Excerpted records

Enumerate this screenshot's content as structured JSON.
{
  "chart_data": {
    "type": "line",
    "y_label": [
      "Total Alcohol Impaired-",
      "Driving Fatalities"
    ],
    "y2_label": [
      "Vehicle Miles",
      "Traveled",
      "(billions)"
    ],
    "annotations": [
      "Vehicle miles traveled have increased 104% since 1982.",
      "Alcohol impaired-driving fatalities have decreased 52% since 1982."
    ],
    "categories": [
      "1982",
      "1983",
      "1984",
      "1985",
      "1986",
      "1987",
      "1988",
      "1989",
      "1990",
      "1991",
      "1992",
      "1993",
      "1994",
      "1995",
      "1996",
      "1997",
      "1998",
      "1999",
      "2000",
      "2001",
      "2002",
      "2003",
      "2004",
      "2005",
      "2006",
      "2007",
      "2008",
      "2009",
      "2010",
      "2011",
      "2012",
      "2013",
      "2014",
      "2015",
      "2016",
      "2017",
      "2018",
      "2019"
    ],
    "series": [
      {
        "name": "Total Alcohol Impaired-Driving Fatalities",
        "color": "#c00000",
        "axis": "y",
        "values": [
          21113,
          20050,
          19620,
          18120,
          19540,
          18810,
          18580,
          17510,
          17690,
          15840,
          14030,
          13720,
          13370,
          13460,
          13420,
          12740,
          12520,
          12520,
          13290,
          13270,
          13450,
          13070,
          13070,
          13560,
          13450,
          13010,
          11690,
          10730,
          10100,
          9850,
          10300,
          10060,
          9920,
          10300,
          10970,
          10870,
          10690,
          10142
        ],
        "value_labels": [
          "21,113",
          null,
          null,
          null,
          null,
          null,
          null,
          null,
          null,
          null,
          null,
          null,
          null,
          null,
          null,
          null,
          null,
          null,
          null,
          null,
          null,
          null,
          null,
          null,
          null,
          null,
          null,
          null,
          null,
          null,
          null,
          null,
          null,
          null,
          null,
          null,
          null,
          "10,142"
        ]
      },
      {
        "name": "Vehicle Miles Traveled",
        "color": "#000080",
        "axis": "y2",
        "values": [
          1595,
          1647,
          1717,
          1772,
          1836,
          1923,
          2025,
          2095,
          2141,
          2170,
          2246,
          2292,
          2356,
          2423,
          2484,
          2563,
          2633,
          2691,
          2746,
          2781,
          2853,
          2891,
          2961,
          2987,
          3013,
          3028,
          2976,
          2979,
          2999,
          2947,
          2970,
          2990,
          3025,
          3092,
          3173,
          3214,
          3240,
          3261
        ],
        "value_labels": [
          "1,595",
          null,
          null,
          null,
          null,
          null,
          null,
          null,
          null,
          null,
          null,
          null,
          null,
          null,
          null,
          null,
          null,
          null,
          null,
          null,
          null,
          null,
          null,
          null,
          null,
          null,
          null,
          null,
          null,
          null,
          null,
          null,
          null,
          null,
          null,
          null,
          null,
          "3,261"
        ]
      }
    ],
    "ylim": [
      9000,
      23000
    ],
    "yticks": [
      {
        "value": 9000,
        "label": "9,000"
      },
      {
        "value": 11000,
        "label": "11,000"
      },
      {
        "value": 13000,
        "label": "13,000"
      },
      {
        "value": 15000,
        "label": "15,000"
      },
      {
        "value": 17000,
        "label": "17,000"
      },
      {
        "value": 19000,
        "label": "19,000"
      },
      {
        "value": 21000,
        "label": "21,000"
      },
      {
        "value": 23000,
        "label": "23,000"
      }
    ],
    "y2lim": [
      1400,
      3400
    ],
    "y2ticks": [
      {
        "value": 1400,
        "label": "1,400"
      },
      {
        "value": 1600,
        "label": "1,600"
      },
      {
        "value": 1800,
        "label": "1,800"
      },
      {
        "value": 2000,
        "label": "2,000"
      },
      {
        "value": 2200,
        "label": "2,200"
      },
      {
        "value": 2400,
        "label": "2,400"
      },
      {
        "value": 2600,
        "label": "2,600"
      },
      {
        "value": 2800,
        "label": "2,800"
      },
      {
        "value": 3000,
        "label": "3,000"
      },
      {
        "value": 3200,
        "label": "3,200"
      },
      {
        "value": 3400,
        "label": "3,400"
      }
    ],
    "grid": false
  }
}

What is asked
Using the data above, reproduce every line exactly.

The reply
Enumerate this screenshot's content as structured JSON.
{
  "chart_data": {
    "type": "line",
    "y_label": [
      "Total Alcohol Impaired-",
      "Driving Fatalities"
    ],
    "y2_label": [
      "Vehicle Miles",
      "Traveled",
      "(billions)"
    ],
    "annotations": [
      "Vehicle miles traveled have increased 104% since 1982.",
      "Alcohol impaired-driving fatalities have decreased 52% since 1982."
    ],
    "categories": [
      "1982",
      "1983",
      "1984",
      "1985",
      "1986",
      "1987",
      "1988",
      "1989",
      "1990",
      "1991",
      "1992",
      "1993",
      "1994",
      "1995",
      "1996",
      "1997",
      "1998",
      "1999",
      "2000",
      "2001",
      "2002",
      "2003",
      "2004",
      "2005",
      "2006",
      "2007",
      "2008",
      "2009",
      "2010",
      "2011",
      "2012",
      "2013",
      "2014",
      "2015",
      "2016",
      "2017",
      "2018",
      "2019"
    ],
    "series": [
      {
        "name": "Total Alcohol Impaired-Driving Fatalities",
        "color": "#c00000",
        "axis": "y",
        "values": [
          21113,
          20050,
          19620,
          18120,
          19540,
          18810,
          18580,
          17510,
          17690,
          15840,
          14030,
          13720,
          13370,
          13460,
          13420,
          12740,
          12520,
          12520,
          13290,
          13270,
          13450,
          13070,
          13070,
          13560,
          13450,
          13010,
          11690,
          10730,
          10100,
          9850,
          10300,
          10060,
          9920,
          10300,
          10970,
          10870,
          10690,
          10142
        ],
        "value_labels": [
          "21,113",
          null,
          null,
          null,
          null,
          null,
          null,
          null,
          null,
          null,
          null,
          null,
          null,
          null,
          null,
          null,
          null,
          null,
          null,
          null,
          null,
          null,
          null,
          null,
          null,
          null,
          null,
          null,
          null,
          null,
          null,
          null,
          null,
          null,
          null,
          null,
          null,
          "10,142"
        ]
      },
      {
        "name": "Vehicle Miles Traveled",
        "color": "#000080",
        "axis": "y2",
        "values": [
          1595,
          1647,
          1717,
          1772,
          1836,
          1923,
          2025,
          2095,
          2141,
          2170,
          2246,
          2292,
          2356,
          2423,
          2484,
          2563,
          2633,
          2691,
          2746,
          2781,
          2853,
          2891,
          2961,
          2987,
          3013,
          3028,
          2976,
          2979,
          2999,
          2947,
          2970,
          2990,
          3025,
          3092,
          3173,
          3214,
          3240,
          3261
        ],
        "value_labels": [
          "1,595",
          null,
          null,
          null,
          null,
          null,
          null,
          null,
          null,
          null,
          null,
          null,
          null,
          null,
          null,
          null,
          null,
          null,
          null,
          null,
          null,
          null,
          null,
          null,
          null,
          null,
          null,
          null,
          null,
          null,
          null,
          null,
          null,
          null,
          null,
          null,
          null,
          "3,261"
        ]
      }
    ],
    "ylim": [
      9000,
      23000
    ],
    "yticks": [
      {
        "value": 9000,
        "label": "9,000"
      },
      {
        "value": 11000,
        "label": "11,000"
      },
      {
        "value": 13000,
        "label": "13,000"
      },
      {
        "value": 15000,
        "label": "15,000"
      },
      {
        "value": 17000,
        "label": "17,000"
      },
      {
        "value": 19000,
        "label": "19,000"
      },
      {
        "value": 21000,
        "label": "21,000"
      },
      {
        "value": 23000,
        "label": "23,000"
      }
    ],
    "y2lim": [
      1400,
      3400
    ],
    "y2ticks": [
      {
        "value": 1400,
        "label": "1,400"
      },
      {
        "value": 1600,
        "label": "1,600"
      },
      {
        "value": 1800,
        "label": "1,800"
      },
      {
        "value": 2000,
        "label": "2,000"
      },
      {
        "value": 2200,
        "label": "2,200"
      },
      {
        "value": 2400,
        "label": "2,400"
      },
      {
        "value": 2600,
        "label": "2,600"
      },
      {
        "value": 2800,
        "label": "2,800"
      },
      {
        "value": 3000,
        "label": "3,000"
      },
      {
        "value": 3200,
        "label": "3,200"
      },
      {
        "value": 3400,
        "label": "3,400"
      }
    ],
    "grid": false
  }
}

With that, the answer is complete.